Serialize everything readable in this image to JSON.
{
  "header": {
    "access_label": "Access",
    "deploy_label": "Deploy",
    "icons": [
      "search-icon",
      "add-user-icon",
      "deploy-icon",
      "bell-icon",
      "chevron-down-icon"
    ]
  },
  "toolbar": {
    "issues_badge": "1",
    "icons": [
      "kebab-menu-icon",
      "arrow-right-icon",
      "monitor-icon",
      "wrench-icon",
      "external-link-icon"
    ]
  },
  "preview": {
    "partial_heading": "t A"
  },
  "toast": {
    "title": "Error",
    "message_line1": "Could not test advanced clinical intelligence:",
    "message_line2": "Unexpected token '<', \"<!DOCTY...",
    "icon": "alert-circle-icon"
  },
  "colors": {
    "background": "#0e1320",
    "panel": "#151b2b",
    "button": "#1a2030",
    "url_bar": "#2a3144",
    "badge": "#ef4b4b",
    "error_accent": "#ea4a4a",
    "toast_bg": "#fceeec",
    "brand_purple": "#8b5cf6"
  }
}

::::::::::

- [Direction]:
Each entry above is to be printed again exactly.

- [Complete answer]:
Serialize everything readable in this image to JSON.
{
  "header": {
    "access_label": "Access",
    "deploy_label": "Deploy",
    "icons": [
      "search-icon",
      "add-user-icon",
      "deploy-icon",
      "bell-icon",
      "chevron-down-icon"
    ]
  },
  "toolbar": {
    "issues_badge": "1",
    "icons": [
      "kebab-menu-icon",
      "arrow-right-icon",
      "monitor-icon",
      "wrench-icon",
      "external-link-icon"
    ]
  },
  "preview": {
    "partial_heading": "t A"
  },
  "toast": {
    "title": "Error",
    "message_line1": "Could not test advanced clinical intelligence:",
    "message_line2": "Unexpected token '<', \"<!DOCTY...",
    "icon": "alert-circle-icon"
  },
  "colors": {
    "background": "#0e1320",
    "panel": "#151b2b",
    "button": "#1a2030",
    "url_bar": "#2a3144",
    "badge": "#ef4b4b",
    "error_accent": "#ea4a4a",
    "toast_bg": "#fceeec",
    "brand_purple": "#8b5cf6"
  }
}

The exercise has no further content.